- **Directions**:
A) From the forum thread, list the commodities it says are exported through the port near the writer's home.
B) Rewrite the stretch of the forum thread from "Buying some CNG" through "to work/school Termoil.", putting "railcars" in place of "rolling stock".

begin Selected excerpt

Peak Oil on ABC Stateline in Victoria

Kudos Phil - Well done :)

At least he recognises the difficulties faced by people in rural/regional areas who have little or no access to public transport.

Four of the five communities surrounding my town actually has an electrified rail line passing through them, running into the town itself. These trains haul mostly coal and livestock but I can imagine each community having a railway station with passenger trains making a couple of daily trips, with bus services (CNG powered?) running all over town from the main station.

Now if only someone would front up and spend the money.

Its a good start having electrified rail already in place.

Buying some CNG powered buses and some rolling stock for passenger transport is much easier from that starting point.

Agree. This has got some potential. I think most people would still drive the relatively short distance to their local train station and take non-petroleum transport from there. Each station would need plenty of parking facilities so care would have to be taken not to allow profiteering from these.

The cost of overnight parking at my local airport seems to have tripled in recent times.

Rail is good and CNG too, but we should not forget to ask ourselves what the purpose of all these trips is and are they absolutely necessary?

I'm talking about transporting thousands of people to work/school Termoil.

Problem is, both public and private sectors might have some doubts themselves as to the necessity and/or long term viability of expanding these services where I live.

I live near Gladstone on the central Queensland coast. The town is one of the main hubs of the resource boom on the eastern seaboard. Vast quantities of coal, bauxite, alumina and aluminium are exported through the port here. As long running as this boom has been, the reality is that bust has always been the flip side. The last time the arse dropped out of Aussie resources, I was in high school - 10% of the town's population left that year. I remember the lady from the employment agency telling me that there was 1 job in town for every 400 applicants. When the resource/heavy industry jobs dry up here, so do many others.

Would anyone be willing to make such long term investments in the knowledge that the boom will wind down one day? I hope so but time will tell I guess.

Part of the problem here is that we keep thinking that the problem is simply one of transportation mode rather than looking at the activities that we do at either end of the journey and ask ourselves if we really need to keep doing things the same way or is there a better way?

Take for example the idea that schools have to be at the end of a long rail journey. In any given suburb of reasonable density, there would be many school age children who could be attending a school that is close enough to their homes to either walk or ride bicycles. For amny Gen Xers though itis not enough to send little Johnny to the local public school butmust be going to the right brand of trophy school which inevitably is nowhere near we they live. To make matters worse it is not unusal for people to send there kids to different schools, doubling the travel in terms of energy and time spent diving them there.We should be asking oursleves waht is th outcome of ll this exclusive private education and is the travel warranted? If you ask me as a contributing taxpayer if I would prefer the maoney to go inot building a quality local school that is well equipped, staffed by local teachers, provides mny different learning opportunities to the students nd is a galvanising community institution that can play a large rrole or if we shouldjust build electric rail to the burbs so that you can get your kid to His Loius Vuitton School of rich conections, then i'm going to have tovote for the former.

end Selected excerpt
begin Dataset

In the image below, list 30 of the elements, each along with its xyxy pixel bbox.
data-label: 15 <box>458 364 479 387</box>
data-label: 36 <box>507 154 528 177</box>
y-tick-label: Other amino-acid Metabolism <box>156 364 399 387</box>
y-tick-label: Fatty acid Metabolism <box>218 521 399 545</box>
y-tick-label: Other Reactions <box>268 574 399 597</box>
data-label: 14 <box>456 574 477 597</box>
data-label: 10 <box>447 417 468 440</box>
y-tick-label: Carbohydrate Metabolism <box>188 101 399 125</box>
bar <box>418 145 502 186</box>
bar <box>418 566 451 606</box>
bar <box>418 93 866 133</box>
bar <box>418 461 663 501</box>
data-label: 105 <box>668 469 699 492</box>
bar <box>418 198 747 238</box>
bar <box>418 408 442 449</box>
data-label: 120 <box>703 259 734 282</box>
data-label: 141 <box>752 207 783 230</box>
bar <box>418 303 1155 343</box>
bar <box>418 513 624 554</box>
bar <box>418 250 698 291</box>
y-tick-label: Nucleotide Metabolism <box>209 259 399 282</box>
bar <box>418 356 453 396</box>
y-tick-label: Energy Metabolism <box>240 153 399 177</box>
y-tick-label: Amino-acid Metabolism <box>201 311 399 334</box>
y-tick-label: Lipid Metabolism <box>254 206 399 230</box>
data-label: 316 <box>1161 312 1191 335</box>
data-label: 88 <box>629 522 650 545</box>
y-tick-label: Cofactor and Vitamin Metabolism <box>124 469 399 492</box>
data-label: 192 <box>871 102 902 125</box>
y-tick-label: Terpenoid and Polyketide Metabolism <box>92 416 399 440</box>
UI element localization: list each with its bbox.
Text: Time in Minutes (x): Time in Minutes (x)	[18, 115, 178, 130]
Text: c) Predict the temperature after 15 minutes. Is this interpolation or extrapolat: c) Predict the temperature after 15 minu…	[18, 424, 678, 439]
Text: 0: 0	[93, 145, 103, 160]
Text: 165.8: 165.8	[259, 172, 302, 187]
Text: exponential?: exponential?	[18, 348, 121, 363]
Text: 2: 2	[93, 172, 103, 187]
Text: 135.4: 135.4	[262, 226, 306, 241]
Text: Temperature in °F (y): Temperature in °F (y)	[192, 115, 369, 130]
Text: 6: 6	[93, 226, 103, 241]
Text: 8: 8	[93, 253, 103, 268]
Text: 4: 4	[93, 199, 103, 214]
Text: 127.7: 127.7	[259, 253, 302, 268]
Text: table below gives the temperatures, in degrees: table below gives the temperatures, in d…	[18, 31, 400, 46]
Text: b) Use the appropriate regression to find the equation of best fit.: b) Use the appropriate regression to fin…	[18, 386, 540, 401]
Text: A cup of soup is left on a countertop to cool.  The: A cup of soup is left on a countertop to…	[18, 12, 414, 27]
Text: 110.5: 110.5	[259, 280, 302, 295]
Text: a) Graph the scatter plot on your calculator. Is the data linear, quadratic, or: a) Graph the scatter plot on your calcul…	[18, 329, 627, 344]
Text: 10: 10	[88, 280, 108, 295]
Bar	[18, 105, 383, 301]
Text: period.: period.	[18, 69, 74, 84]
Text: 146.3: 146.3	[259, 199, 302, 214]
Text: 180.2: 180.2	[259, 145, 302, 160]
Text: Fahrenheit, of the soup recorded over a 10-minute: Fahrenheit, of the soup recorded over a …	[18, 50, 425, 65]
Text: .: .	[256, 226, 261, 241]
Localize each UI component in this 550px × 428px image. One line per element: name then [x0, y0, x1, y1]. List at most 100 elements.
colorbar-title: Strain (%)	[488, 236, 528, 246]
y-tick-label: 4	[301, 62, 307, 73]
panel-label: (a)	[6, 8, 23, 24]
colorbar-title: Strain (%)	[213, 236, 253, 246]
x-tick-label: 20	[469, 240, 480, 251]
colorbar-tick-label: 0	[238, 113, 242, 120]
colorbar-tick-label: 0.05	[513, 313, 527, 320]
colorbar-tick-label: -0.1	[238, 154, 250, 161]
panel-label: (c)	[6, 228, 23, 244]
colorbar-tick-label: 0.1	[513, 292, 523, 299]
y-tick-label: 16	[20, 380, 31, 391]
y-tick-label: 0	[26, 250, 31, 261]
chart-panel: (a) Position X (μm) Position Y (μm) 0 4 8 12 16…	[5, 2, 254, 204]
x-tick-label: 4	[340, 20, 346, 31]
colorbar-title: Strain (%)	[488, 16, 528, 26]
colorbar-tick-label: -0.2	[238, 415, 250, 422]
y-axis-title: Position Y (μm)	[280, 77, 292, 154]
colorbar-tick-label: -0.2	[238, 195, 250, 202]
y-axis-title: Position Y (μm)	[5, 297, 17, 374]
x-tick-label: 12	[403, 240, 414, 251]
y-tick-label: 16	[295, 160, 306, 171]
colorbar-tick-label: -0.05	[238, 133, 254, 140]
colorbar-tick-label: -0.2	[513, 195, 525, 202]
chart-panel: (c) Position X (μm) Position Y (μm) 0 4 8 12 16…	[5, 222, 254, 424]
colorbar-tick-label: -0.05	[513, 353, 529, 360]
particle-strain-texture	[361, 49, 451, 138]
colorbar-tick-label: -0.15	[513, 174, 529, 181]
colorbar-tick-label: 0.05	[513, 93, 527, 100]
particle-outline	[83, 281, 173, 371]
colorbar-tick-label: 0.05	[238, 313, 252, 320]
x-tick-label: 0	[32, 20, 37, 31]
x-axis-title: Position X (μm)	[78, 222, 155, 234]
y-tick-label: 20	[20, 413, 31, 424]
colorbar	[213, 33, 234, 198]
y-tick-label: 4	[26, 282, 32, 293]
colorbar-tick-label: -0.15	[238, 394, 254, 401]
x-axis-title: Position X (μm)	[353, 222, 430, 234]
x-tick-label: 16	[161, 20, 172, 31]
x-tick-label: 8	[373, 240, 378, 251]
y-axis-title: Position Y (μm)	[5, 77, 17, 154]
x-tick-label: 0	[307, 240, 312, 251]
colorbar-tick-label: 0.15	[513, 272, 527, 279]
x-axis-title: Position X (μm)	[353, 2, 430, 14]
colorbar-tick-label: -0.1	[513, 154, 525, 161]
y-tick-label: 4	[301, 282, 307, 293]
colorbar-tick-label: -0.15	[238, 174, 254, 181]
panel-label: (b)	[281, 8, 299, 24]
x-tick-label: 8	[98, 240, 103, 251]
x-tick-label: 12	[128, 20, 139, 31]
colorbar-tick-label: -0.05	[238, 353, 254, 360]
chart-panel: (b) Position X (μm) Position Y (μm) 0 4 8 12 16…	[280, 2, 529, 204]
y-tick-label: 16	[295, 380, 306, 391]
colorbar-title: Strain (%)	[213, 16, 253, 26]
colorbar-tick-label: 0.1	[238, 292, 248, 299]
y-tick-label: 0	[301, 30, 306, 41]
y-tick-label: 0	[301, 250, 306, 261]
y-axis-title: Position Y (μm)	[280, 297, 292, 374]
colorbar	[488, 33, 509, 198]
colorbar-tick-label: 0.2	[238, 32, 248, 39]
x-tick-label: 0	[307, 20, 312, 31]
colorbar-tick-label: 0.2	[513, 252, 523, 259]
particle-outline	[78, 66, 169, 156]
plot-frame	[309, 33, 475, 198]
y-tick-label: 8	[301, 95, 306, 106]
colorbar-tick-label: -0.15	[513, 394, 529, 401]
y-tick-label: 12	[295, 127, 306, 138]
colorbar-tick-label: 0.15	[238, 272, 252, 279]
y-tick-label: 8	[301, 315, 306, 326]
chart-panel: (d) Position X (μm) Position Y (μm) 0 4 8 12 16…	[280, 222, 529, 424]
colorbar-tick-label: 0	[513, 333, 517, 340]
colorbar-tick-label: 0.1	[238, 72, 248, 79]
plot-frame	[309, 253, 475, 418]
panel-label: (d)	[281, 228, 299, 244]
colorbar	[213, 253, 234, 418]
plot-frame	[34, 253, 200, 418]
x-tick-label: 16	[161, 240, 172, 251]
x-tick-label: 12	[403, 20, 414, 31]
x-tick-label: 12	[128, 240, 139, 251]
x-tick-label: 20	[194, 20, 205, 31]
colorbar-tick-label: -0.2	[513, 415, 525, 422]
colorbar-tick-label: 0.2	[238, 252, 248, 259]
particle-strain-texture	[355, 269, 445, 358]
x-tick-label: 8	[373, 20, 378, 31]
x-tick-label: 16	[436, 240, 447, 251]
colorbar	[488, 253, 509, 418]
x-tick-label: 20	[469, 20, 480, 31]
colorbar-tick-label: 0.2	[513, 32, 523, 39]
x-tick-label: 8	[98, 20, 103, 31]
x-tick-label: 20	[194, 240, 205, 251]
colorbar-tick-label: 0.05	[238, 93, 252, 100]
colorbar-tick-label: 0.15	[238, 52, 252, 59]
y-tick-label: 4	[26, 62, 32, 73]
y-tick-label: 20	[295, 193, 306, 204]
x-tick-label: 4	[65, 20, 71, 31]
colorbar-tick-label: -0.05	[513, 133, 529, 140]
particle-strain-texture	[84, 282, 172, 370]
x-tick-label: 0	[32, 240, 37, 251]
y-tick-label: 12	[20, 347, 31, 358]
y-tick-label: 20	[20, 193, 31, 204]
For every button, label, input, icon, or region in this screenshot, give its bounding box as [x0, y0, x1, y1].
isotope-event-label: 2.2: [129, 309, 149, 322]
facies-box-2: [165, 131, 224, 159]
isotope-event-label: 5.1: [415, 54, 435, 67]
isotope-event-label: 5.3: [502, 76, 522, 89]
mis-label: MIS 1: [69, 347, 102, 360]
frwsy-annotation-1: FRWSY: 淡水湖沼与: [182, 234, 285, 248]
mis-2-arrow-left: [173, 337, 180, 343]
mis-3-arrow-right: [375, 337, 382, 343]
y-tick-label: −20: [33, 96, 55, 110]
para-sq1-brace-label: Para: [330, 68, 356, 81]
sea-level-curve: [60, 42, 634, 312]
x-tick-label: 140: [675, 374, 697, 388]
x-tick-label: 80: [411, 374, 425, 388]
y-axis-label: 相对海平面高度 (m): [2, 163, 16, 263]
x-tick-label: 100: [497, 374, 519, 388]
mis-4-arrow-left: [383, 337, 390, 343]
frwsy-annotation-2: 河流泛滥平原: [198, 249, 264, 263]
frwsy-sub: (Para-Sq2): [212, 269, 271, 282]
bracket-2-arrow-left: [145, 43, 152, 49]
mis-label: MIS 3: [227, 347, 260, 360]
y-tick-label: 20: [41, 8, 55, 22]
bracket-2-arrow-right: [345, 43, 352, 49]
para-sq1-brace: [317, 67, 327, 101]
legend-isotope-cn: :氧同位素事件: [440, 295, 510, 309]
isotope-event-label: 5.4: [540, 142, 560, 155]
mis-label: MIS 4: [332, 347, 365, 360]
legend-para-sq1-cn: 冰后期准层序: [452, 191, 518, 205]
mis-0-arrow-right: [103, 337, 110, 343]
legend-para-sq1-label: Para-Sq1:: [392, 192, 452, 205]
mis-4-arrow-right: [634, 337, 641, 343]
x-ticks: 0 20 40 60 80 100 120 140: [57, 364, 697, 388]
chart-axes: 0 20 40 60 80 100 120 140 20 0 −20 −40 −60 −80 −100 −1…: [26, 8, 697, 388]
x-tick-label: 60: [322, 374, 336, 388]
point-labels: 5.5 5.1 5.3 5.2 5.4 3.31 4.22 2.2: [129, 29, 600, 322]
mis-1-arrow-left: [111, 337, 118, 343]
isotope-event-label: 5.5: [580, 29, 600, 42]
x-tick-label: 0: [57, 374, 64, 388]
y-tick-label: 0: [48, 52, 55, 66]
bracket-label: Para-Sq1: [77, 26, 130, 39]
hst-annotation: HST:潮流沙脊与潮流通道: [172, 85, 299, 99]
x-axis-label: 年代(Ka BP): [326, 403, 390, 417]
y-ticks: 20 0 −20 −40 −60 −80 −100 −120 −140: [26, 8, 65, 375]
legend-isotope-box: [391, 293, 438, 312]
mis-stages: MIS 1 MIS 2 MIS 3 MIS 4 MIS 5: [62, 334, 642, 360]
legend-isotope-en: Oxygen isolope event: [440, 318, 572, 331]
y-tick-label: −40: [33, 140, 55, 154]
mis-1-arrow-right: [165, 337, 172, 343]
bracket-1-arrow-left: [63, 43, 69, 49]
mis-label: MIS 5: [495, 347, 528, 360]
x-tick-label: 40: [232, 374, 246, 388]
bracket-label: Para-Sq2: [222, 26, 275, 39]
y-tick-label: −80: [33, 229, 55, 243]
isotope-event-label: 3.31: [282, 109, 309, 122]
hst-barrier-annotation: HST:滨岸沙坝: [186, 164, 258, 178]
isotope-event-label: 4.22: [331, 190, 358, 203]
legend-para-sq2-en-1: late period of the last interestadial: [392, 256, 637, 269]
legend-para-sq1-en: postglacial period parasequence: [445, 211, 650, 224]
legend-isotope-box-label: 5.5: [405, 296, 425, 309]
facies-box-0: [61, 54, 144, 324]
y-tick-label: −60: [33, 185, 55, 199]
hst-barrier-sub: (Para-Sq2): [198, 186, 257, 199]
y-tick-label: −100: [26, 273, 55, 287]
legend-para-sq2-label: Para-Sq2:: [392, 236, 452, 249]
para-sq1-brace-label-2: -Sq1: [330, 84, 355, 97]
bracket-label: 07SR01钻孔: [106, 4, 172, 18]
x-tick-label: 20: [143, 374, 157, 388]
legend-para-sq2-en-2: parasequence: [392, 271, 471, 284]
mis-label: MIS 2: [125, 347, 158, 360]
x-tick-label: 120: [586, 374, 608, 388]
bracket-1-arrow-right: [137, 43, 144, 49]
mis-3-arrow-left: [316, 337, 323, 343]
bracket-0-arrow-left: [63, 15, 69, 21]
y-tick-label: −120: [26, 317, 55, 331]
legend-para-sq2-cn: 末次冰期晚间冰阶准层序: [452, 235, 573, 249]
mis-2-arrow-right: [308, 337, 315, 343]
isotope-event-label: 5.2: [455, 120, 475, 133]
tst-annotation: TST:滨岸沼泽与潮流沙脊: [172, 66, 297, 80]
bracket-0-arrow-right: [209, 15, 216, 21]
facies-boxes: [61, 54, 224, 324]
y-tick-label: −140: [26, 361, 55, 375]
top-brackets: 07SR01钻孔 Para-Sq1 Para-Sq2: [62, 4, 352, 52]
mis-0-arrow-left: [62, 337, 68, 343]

end Dataset

- **Task answers**:
A) coal, bauxite, alumina, aluminium

B)
Buying some CNG powered buses and some railcars for passenger transport is much easier from that starting point.

Agree. This has got some potential. I think most people would still drive the relatively short distance to their local train station and take non-petroleum transport from there. Each station would need plenty of parking facilities so care would have to be taken not to allow profiteering from these.

The cost of overnight parking at my local airport seems to have tripled in recent times.

Rail is good and CNG too, but we should not forget to ask ourselves what the purpose of all these trips is and are they absolutely necessary?

I'm talking about transporting thousands of people to work/school Termoil.